Without the pictures, reproduce the records that follow exactly.

Entries from a dataset
========

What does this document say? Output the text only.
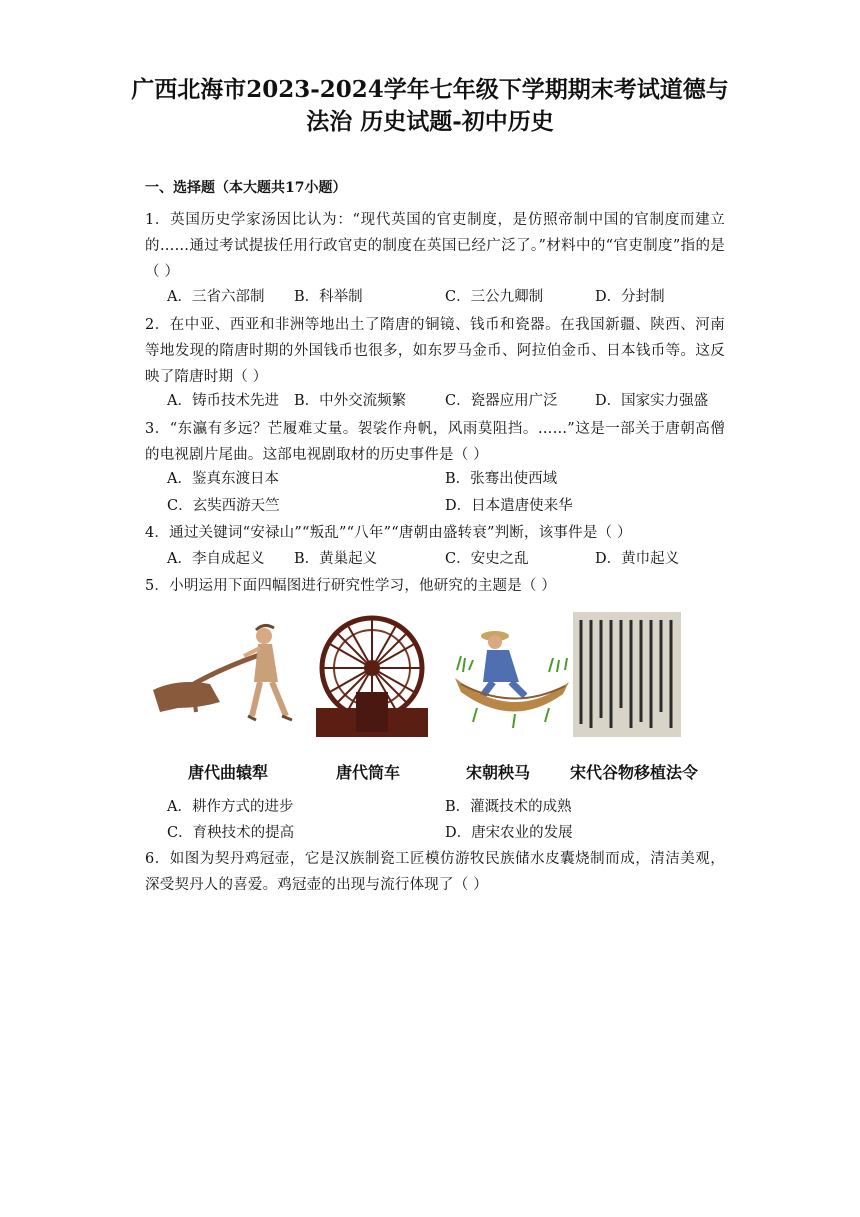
广西北海市2023-2024学年七年级下学期期末考试道德与
法治 历史试题-初中历史
一、选择题（本大题共17小题）
1．英国历史学家汤因比认为：“现代英国的官吏制度，是仿照帝制中国的官制度而建立的……通过考试提拔任用行政官吏的制度在英国已经广泛了。”材料中的“官吏制度”指的是（ ）
A．三省六部制 B．科举制	C．三公九卿制	D．分封制
2．在中亚、西亚和非洲等地出土了隋唐的铜镜、钱币和瓷器。在我国新疆、陕西、河南等地发现的隋唐时期的外国钱币也很多，如东罗马金币、阿拉伯金币、日本钱币等。这反映了隋唐时期（ ）
A．铸币技术先进 B．中外交流频繁	C．瓷器应用广泛	D．国家实力强盛
3．“东瀛有多远？芒履难丈量。袈裟作舟帆，风雨莫阻挡。……”这是一部关于唐朝高僧的电视剧片尾曲。这部电视剧取材的历史事件是（ ）
A．鉴真东渡日本	B．张骞出使西域
C．玄奘西游天竺	D．日本遣唐使来华
4．通过关键词“安禄山”“叛乱”“八年”“唐朝由盛转衰”判断，该事件是（ ）
A．李自成起义 B．黄巢起义	C．安史之乱	D．黄巾起义
5．小明运用下面四幅图进行研究性学习，他研究的主题是（ ）
唐代曲辕犁	唐代筒车	宋朝秧马 宋代谷物移植法令
A．耕作方式的进步	B．灌溉技术的成熟
C．育秧技术的提高	D．唐宋农业的发展
6．如图为契丹鸡冠壶，它是汉族制瓷工匠模仿游牧民族储水皮囊烧制而成，清洁美观，深受契丹人的喜爱。鸡冠壶的出现与流行体现了（ ）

========

## Response for this exercise
What does this document say? Output the text only.
广西北海市2023-2024学年七年级下学期期末考试道德与
法治 历史试题-初中历史
一、选择题（本大题共17小题）
1．英国历史学家汤因比认为：“现代英国的官吏制度，是仿照帝制中国的官制度而建立的……通过考试提拔任用行政官吏的制度在英国已经广泛了。”材料中的“官吏制度”指的是（ ）
A．三省六部制 B．科举制	C．三公九卿制	D．分封制
2．在中亚、西亚和非洲等地出土了隋唐的铜镜、钱币和瓷器。在我国新疆、陕西、河南等地发现的隋唐时期的外国钱币也很多，如东罗马金币、阿拉伯金币、日本钱币等。这反映了隋唐时期（ ）
A．铸币技术先进 B．中外交流频繁	C．瓷器应用广泛	D．国家实力强盛
3．“东瀛有多远？芒履难丈量。袈裟作舟帆，风雨莫阻挡。……”这是一部关于唐朝高僧的电视剧片尾曲。这部电视剧取材的历史事件是（ ）
A．鉴真东渡日本	B．张骞出使西域
C．玄奘西游天竺	D．日本遣唐使来华
4．通过关键词“安禄山”“叛乱”“八年”“唐朝由盛转衰”判断，该事件是（ ）
A．李自成起义 B．黄巢起义	C．安史之乱	D．黄巾起义
5．小明运用下面四幅图进行研究性学习，他研究的主题是（ ）
唐代曲辕犁	唐代筒车	宋朝秧马 宋代谷物移植法令
A．耕作方式的进步	B．灌溉技术的成熟
C．育秧技术的提高	D．唐宋农业的发展
6．如图为契丹鸡冠壶，它是汉族制瓷工匠模仿游牧民族储水皮囊烧制而成，清洁美观，深受契丹人的喜爱。鸡冠壶的出现与流行体现了（ ）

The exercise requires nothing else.